# Given request
Copy the entries below exactly. Images do not belong in the copy.

# Listing
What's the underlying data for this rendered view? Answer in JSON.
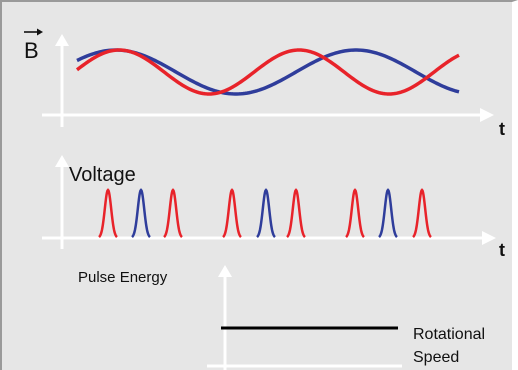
{
  "panel_top": {
    "y_label": "B",
    "x_label": "t",
    "series_colors": {
      "a": "#e8232a",
      "b": "#2f3d9b"
    }
  },
  "panel_middle": {
    "y_label": "Voltage",
    "x_label": "t",
    "pulse_pattern": [
      "red",
      "blue",
      "red",
      "red",
      "blue",
      "red",
      "red",
      "blue",
      "red"
    ]
  },
  "panel_bottom": {
    "y_label": "Pulse Energy",
    "x_label_line1": "Rotational",
    "x_label_line2": "Speed"
  },
  "colors": {
    "background": "#e6e6e6",
    "axis": "#ffffff",
    "red": "#e8232a",
    "blue": "#2f3d9b",
    "level_line": "#000000"
  }
}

# Result below
What's the underlying data for this rendered view? Answer in JSON.
{
  "panel_top": {
    "y_label": "B",
    "x_label": "t",
    "series_colors": {
      "a": "#e8232a",
      "b": "#2f3d9b"
    }
  },
  "panel_middle": {
    "y_label": "Voltage",
    "x_label": "t",
    "pulse_pattern": [
      "red",
      "blue",
      "red",
      "red",
      "blue",
      "red",
      "red",
      "blue",
      "red"
    ]
  },
  "panel_bottom": {
    "y_label": "Pulse Energy",
    "x_label_line1": "Rotational",
    "x_label_line2": "Speed"
  },
  "colors": {
    "background": "#e6e6e6",
    "axis": "#ffffff",
    "red": "#e8232a",
    "blue": "#2f3d9b",
    "level_line": "#000000"
  }
}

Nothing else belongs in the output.